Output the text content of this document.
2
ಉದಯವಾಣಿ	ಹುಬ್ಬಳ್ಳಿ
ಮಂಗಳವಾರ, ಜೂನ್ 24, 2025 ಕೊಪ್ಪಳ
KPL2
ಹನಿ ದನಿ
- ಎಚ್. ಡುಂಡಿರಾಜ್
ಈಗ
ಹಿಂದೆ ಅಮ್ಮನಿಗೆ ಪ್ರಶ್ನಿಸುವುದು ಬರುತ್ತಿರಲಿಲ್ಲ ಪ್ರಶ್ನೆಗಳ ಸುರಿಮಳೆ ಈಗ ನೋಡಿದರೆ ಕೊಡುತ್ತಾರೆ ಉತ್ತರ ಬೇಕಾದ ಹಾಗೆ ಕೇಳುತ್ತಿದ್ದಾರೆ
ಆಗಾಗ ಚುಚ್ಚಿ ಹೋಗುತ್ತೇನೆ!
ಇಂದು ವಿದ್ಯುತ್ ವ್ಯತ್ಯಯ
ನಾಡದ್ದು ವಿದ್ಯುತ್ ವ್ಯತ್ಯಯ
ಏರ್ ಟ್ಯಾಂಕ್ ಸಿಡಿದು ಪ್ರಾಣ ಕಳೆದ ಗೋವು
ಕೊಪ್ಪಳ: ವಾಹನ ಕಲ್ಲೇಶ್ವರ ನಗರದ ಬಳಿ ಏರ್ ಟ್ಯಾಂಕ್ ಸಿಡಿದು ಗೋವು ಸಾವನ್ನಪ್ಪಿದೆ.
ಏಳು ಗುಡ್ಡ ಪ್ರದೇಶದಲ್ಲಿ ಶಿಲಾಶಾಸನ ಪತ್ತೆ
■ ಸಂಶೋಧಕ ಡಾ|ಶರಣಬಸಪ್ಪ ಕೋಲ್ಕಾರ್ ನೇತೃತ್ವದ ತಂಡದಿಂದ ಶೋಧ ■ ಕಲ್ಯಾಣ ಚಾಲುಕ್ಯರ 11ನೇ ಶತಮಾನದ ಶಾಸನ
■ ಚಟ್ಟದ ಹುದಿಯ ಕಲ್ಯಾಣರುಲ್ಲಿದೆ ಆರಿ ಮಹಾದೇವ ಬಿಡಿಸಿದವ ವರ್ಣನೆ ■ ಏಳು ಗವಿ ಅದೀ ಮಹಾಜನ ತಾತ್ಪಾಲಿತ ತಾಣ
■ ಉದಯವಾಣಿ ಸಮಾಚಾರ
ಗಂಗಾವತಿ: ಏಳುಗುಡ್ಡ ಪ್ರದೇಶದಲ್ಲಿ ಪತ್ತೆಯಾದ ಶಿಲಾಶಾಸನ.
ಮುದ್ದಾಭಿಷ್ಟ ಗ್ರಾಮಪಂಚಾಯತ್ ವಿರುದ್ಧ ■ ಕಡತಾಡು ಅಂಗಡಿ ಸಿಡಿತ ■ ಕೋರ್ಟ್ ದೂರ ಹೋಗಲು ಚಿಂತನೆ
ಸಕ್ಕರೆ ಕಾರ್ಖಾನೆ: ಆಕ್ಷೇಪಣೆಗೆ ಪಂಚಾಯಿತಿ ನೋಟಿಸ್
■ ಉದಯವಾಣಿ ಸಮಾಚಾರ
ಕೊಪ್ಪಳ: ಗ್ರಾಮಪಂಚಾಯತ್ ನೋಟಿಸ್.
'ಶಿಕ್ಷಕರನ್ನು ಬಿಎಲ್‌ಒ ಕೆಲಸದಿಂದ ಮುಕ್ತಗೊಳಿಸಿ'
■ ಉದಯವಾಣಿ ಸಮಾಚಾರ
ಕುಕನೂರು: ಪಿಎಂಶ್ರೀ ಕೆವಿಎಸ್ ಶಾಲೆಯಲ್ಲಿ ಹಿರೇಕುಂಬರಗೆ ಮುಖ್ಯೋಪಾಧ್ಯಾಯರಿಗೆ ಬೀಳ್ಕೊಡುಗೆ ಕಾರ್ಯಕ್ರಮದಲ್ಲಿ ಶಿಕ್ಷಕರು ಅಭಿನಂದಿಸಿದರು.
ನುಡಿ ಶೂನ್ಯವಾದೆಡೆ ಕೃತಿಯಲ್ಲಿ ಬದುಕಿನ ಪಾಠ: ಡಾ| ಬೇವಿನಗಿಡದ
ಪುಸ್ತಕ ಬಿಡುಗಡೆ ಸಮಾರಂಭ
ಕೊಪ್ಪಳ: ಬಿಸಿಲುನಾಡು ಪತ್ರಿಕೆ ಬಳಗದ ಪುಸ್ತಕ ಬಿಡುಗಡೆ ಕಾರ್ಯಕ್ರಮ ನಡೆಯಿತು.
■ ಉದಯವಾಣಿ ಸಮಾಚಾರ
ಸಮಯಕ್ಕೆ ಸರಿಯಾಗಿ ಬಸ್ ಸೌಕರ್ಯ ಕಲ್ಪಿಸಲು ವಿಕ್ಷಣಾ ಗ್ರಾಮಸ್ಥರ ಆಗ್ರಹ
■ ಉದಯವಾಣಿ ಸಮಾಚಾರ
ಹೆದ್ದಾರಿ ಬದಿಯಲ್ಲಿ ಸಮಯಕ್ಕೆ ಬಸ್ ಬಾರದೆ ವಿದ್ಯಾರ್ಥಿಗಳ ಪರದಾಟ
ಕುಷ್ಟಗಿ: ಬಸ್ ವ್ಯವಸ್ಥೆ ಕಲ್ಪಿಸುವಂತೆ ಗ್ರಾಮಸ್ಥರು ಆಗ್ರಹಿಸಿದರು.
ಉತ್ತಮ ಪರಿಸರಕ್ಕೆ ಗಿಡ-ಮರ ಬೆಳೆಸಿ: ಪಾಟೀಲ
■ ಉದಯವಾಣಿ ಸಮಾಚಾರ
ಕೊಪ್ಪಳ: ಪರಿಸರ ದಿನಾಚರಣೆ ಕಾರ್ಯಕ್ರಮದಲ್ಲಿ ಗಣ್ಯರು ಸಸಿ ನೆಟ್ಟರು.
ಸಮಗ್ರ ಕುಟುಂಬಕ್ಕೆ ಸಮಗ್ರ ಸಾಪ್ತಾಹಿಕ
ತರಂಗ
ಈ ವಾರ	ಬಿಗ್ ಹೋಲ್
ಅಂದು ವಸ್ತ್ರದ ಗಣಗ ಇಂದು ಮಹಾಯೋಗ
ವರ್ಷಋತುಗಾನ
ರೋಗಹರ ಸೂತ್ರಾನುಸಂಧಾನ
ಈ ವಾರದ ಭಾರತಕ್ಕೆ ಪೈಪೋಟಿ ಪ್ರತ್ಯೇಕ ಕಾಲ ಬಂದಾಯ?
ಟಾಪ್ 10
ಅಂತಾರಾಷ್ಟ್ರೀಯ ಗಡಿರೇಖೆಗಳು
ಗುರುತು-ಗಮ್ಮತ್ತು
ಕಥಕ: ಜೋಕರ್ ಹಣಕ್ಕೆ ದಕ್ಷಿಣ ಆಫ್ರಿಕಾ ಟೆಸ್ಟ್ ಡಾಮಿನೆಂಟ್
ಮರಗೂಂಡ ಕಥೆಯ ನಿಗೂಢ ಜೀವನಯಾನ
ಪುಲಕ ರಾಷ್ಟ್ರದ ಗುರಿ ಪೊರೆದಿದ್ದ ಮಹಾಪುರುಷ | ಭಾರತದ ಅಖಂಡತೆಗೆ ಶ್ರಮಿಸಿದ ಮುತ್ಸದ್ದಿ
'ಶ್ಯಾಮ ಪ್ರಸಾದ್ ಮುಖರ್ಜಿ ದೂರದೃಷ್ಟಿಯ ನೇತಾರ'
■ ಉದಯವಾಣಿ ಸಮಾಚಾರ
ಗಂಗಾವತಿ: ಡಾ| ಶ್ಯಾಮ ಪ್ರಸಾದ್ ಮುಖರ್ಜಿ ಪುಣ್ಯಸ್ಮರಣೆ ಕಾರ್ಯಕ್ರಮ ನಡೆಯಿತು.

■ ■ ■ ■ ■

Collect each line holding the string "ಸಮಯಕ".

ಸಮಯಕ್ಕೆ ಸರಿಯಾಗಿ ಬಸ್ ಸೌಕರ್ಯ ಕಲ್ಪಿಸಲು ವಿಕ್ಷಣಾ ಗ್ರಾಮಸ್ಥರ ಆಗ್ರಹ
ಹೆದ್ದಾರಿ ಬದಿಯಲ್ಲಿ ಸಮಯಕ್ಕೆ ಬಸ್ ಬಾರದೆ ವಿದ್ಯಾರ್ಥಿಗಳ ಪರದಾಟ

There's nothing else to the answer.